### Dataset records
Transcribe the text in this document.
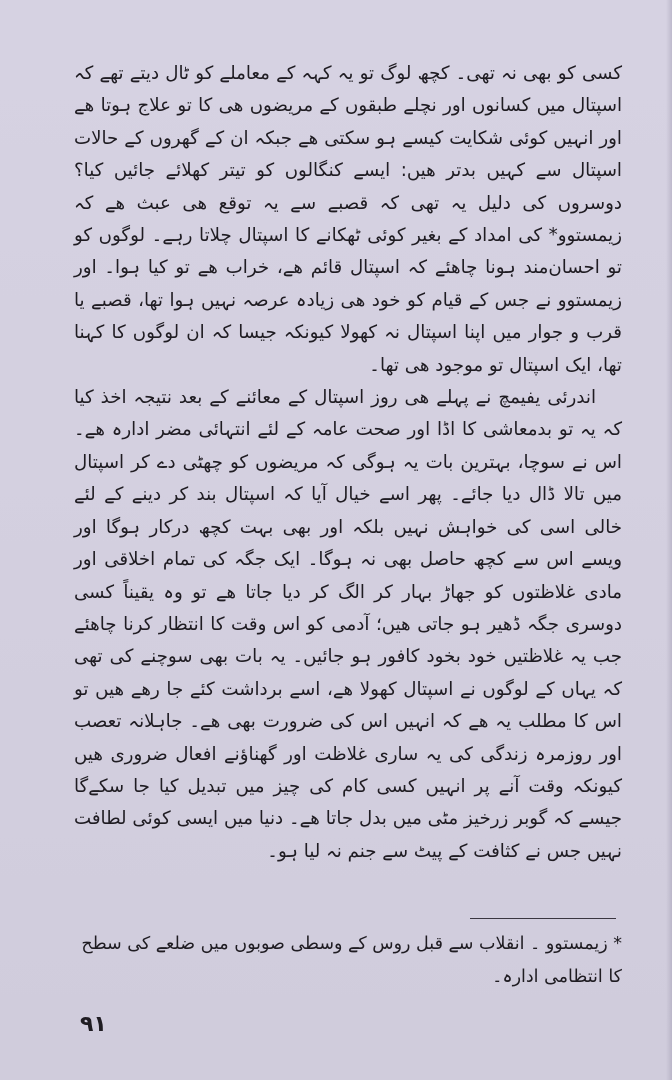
کسی کو بھی نہ تھی۔ کچھ لوگ تو یہ کہہ کے معاملے کو ٹال دیتے تھے کہ اسپتال میں کسانوں اور نچلے طبقوں کے مریضوں ھی کا تو علاج ہوتا ھے اور انہیں کوئی شکایت کیسے ہو سکتی ھے جبکہ ان کے گھروں کے حالات اسپتال سے کہیں بدتر ھیں: ایسے کنگالوں کو تیتر کھلائے جائیں کیا؟ دوسروں کی دلیل یہ تھی کہ قصبے سے یہ توقع ھی عبث ھے کہ زیمستوو* کی امداد کے بغیر کوئی ٹھکانے کا اسپتال چلاتا رہے۔ لوگوں کو تو احسان‌مند ہونا چاھئے کہ اسپتال قائم ھے، خراب ھے تو کیا ہوا۔ اور زیمستوو نے جس کے قیام کو خود ھی زیادہ عرصہ نہیں ہوا تھا، قصبے یا قرب و جوار میں اپنا اسپتال نہ کھولا کیونکہ جیسا کہ ان لوگوں کا کہنا تھا، ایک اسپتال تو موجود ھی تھا۔

اندرئی یفیمچ نے پہلے ھی روز اسپتال کے معائنے کے بعد نتیجہ اخذ کیا کہ یہ تو بدمعاشی کا اڈا اور صحت عامہ کے لئے انتہائی مضر ادارہ ھے۔ اس نے سوچا، بہترین بات یہ ہوگی کہ مریضوں کو چھٹی دے کر اسپتال میں تالا ڈال دیا جائے۔ پھر اسے خیال آیا کہ اسپتال بند کر دینے کے لئے خالی اسی کی خواہش نہیں بلکہ اور بھی بہت کچھ درکار ہوگا اور ویسے اس سے کچھ حاصل بھی نہ ہوگا۔ ایک جگہ کی تمام اخلاقی اور مادی غلاظتوں کو جھاڑ بہار کر الگ کر دیا جاتا ھے تو وہ یقیناً کسی دوسری جگہ ڈھیر ہو جاتی ھیں؛ آدمی کو اس وقت کا انتظار کرنا چاھئے جب یہ غلاظتیں خود بخود کافور ہو جائیں۔ یہ بات بھی سوچنے کی تھی کہ یہاں کے لوگوں نے اسپتال کھولا ھے، اسے برداشت کئے جا رھے ھیں تو اس کا مطلب یہ ھے کہ انہیں اس کی ضرورت بھی ھے۔ جاہلانہ تعصب اور روزمرہ زندگی کی یہ ساری غلاظت اور گھناؤنے افعال ضروری ھیں کیونکہ وقت آنے پر انہیں کسی کام کی چیز میں تبدیل کیا جا سکےگا جیسے کہ گوبر زرخیز مٹی میں بدل جاتا ھے۔ دنیا میں ایسی کوئی لطافت نہیں جس نے کثافت کے پیٹ سے جنم نہ لیا ہو۔

* زیمستوو ۔ انقلاب سے قبل روس کے وسطی صوبوں میں ضلعے کی سطح کا انتظامی ادارہ۔

۹۱
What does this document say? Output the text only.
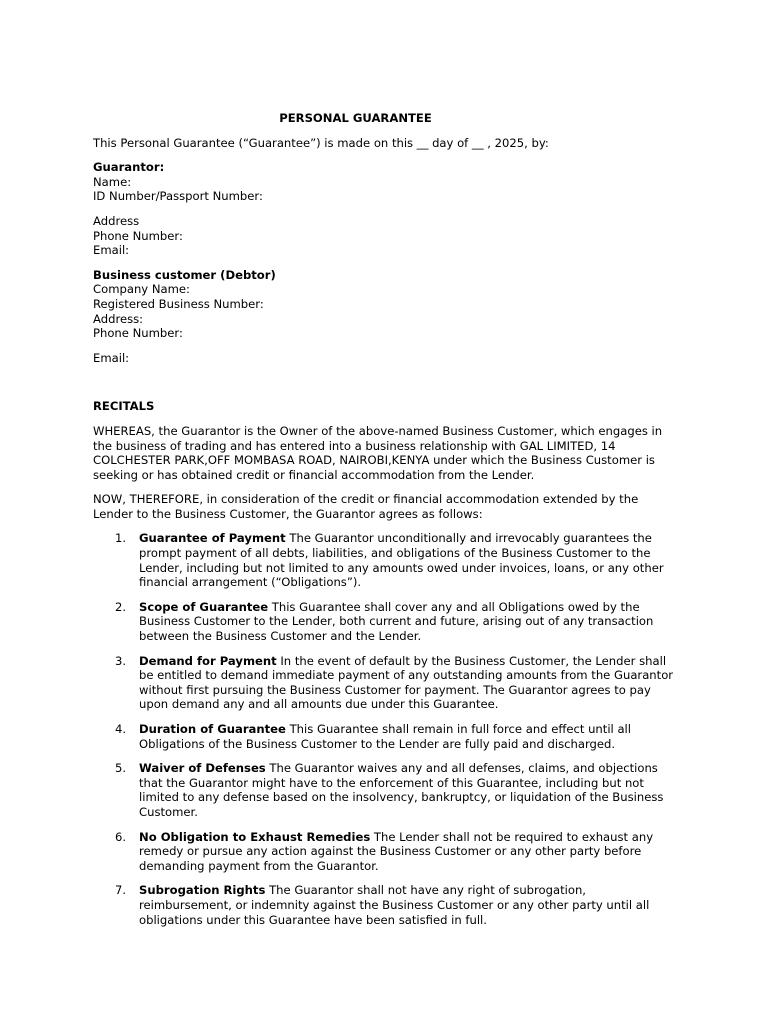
PERSONAL GUARANTEE

This Personal Guarantee (“Guarantee”) is made on this __ day of __ , 2025, by:

Guarantor:
Name:
ID Number/Passport Number:
Address
Phone Number:
Email:
Business customer (Debtor)
Company Name:
Registered Business Number:
Address:
Phone Number:
Email:
RECITALS

WHEREAS, the Guarantor is the Owner of the above-named Business Customer, which engages in
the business of trading and has entered into a business relationship with GAL LIMITED, 14
COLCHESTER PARK,OFF MOMBASA ROAD, NAIROBI,KENYA under which the Business Customer is
seeking or has obtained credit or financial accommodation from the Lender.

NOW, THEREFORE, in consideration of the credit or financial accommodation extended by the
Lender to the Business Customer, the Guarantor agrees as follows:

1. Guarantee of Payment The Guarantor unconditionally and irrevocably guarantees the
prompt payment of all debts, liabilities, and obligations of the Business Customer to the
Lender, including but not limited to any amounts owed under invoices, loans, or any other
financial arrangement (“Obligations”).
2. Scope of Guarantee This Guarantee shall cover any and all Obligations owed by the
Business Customer to the Lender, both current and future, arising out of any transaction
between the Business Customer and the Lender.
3. Demand for Payment In the event of default by the Business Customer, the Lender shall
be entitled to demand immediate payment of any outstanding amounts from the Guarantor
without first pursuing the Business Customer for payment. The Guarantor agrees to pay
upon demand any and all amounts due under this Guarantee.
4. Duration of Guarantee This Guarantee shall remain in full force and effect until all
Obligations of the Business Customer to the Lender are fully paid and discharged.
5. Waiver of Defenses The Guarantor waives any and all defenses, claims, and objections
that the Guarantor might have to the enforcement of this Guarantee, including but not
limited to any defense based on the insolvency, bankruptcy, or liquidation of the Business
Customer.
6. No Obligation to Exhaust Remedies The Lender shall not be required to exhaust any
remedy or pursue any action against the Business Customer or any other party before
demanding payment from the Guarantor.
7. Subrogation Rights The Guarantor shall not have any right of subrogation,
reimbursement, or indemnity against the Business Customer or any other party until all
obligations under this Guarantee have been satisfied in full.
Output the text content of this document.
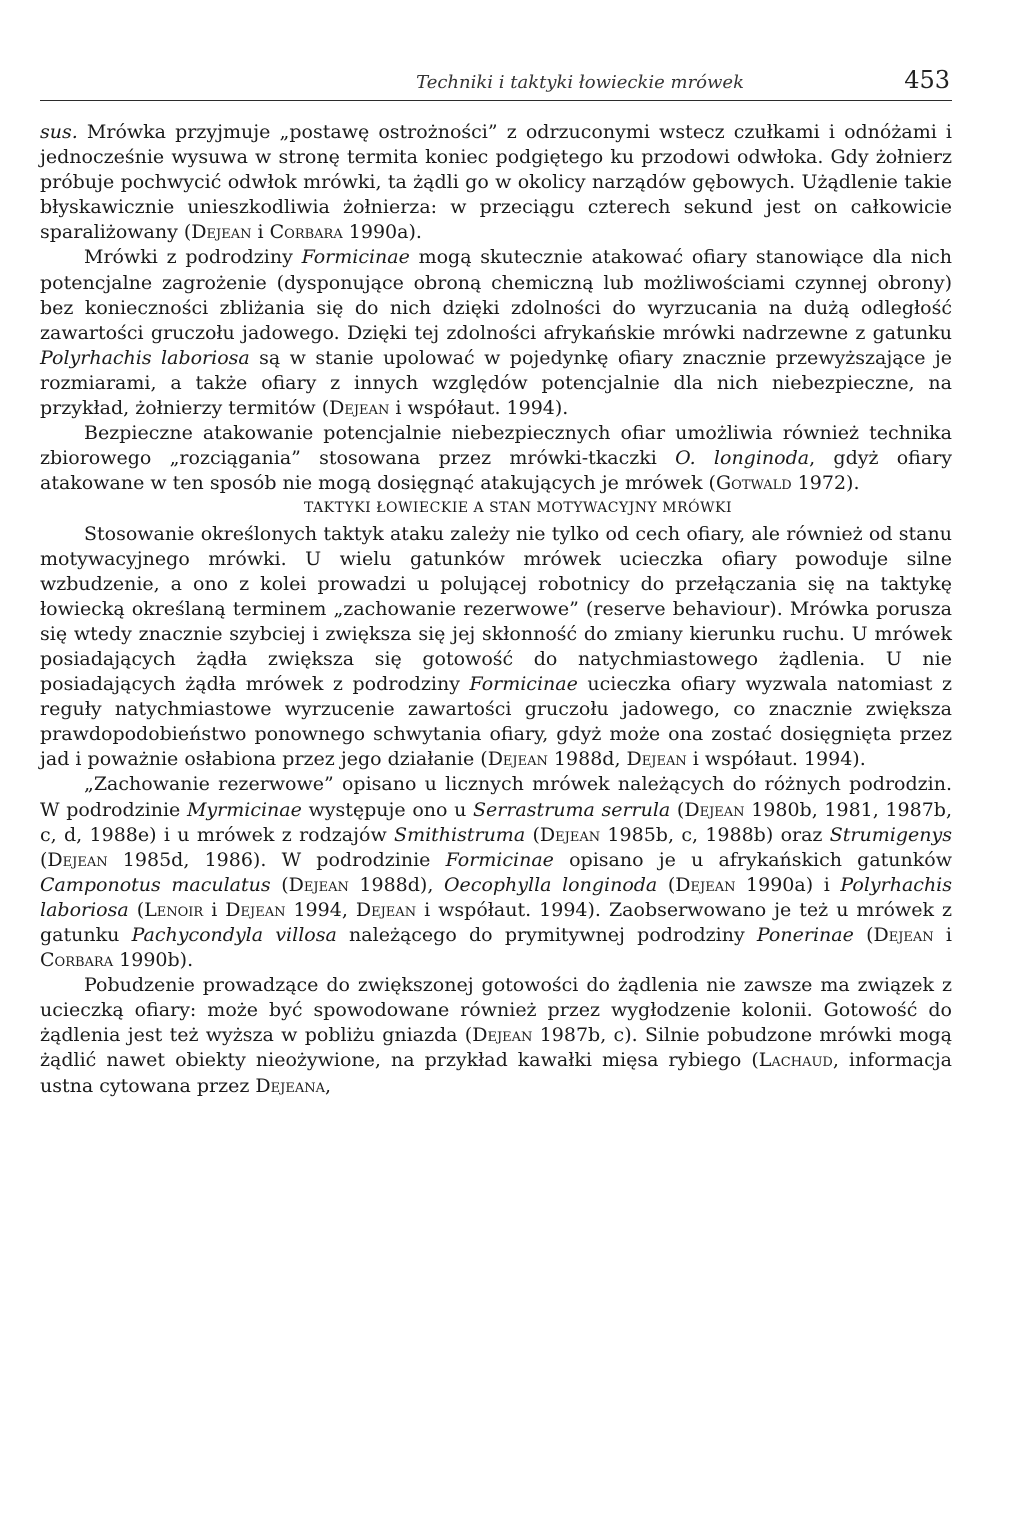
Techniki i taktyki łowieckie mrówek	453

sus. Mrówka przyjmuje „postawę ostrożności” z odrzuconymi wstecz czułkami i odnóżami i jednocześnie wysuwa w stronę termita koniec podgiętego ku przodowi odwłoka. Gdy żołnierz próbuje pochwycić odwłok mrówki, ta żądli go w okolicy narządów gębowych. Użądlenie takie błyskawicznie unieszkodliwia żołnierza: w przeciągu czterech sekund jest on całkowicie sparaliżowany (Dejean i Corbara 1990a).

Mrówki z podrodziny Formicinae mogą skutecznie atakować ofiary stanowiące dla nich potencjalne zagrożenie (dysponujące obroną chemiczną lub możliwościami czynnej obrony) bez konieczności zbliżania się do nich dzięki zdolności do wyrzucania na dużą odległość zawartości gruczołu jadowego. Dzięki tej zdolności afrykańskie mrówki nadrzewne z gatunku Polyrhachis laboriosa są w stanie upolować w pojedynkę ofiary znacznie przewyższające je rozmiarami, a także ofiary z innych względów potencjalnie dla nich niebezpieczne, na przykład, żołnierzy termitów (Dejean i współaut. 1994).

Bezpieczne atakowanie potencjalnie niebezpiecznych ofiar umożliwia również technika zbiorowego „rozciągania” stosowana przez mrówki-tkaczki O. longinoda, gdyż ofiary atakowane w ten sposób nie mogą dosięgnąć atakujących je mrówek (Gotwald 1972).

TAKTYKI ŁOWIECKIE A STAN MOTYWACYJNY MRÓWKI

Stosowanie określonych taktyk ataku zależy nie tylko od cech ofiary, ale również od stanu motywacyjnego mrówki. U wielu gatunków mrówek ucieczka ofiary powoduje silne wzbudzenie, a ono z kolei prowadzi u polującej robotnicy do przełączania się na taktykę łowiecką określaną terminem „zachowanie rezerwowe” (reserve behaviour). Mrówka porusza się wtedy znacznie szybciej i zwiększa się jej skłonność do zmiany kierunku ruchu. U mrówek posiadających żądła zwiększa się gotowość do natychmiastowego żądlenia. U nie posiadających żądła mrówek z podrodziny Formicinae ucieczka ofiary wyzwala natomiast z reguły natychmiastowe wyrzucenie zawartości gruczołu jadowego, co znacznie zwiększa prawdopodobieństwo ponownego schwytania ofiary, gdyż może ona zostać dosięgnięta przez jad i poważnie osłabiona przez jego działanie (Dejean 1988d, Dejean i współaut. 1994).

„Zachowanie rezerwowe” opisano u licznych mrówek należących do różnych podrodzin. W podrodzinie Myrmicinae występuje ono u Serrastruma serrula (Dejean 1980b, 1981, 1987b, c, d, 1988e) i u mrówek z rodzajów Smithistruma (Dejean 1985b, c, 1988b) oraz Strumigenys (Dejean 1985d, 1986). W podrodzinie Formicinae opisano je u afrykańskich gatunków Camponotus maculatus (Dejean 1988d), Oecophylla longinoda (Dejean 1990a) i Polyrhachis laboriosa (Lenoir i Dejean 1994, Dejean i współaut. 1994). Zaobserwowano je też u mrówek z gatunku Pachycondyla villosa należącego do prymitywnej podrodziny Ponerinae (Dejean i Corbara 1990b).

Pobudzenie prowadzące do zwiększonej gotowości do żądlenia nie zawsze ma związek z ucieczką ofiary: może być spowodowane również przez wygłodzenie kolonii. Gotowość do żądlenia jest też wyższa w pobliżu gniazda (Dejean 1987b, c). Silnie pobudzone mrówki mogą żądlić nawet obiekty nieożywione, na przykład kawałki mięsa rybiego (Lachaud, informacja ustna cytowana przez Dejeana,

### Exercise prompt
Tell how many lines in the material above include the word "owed", giving the number only.

### Written answer
2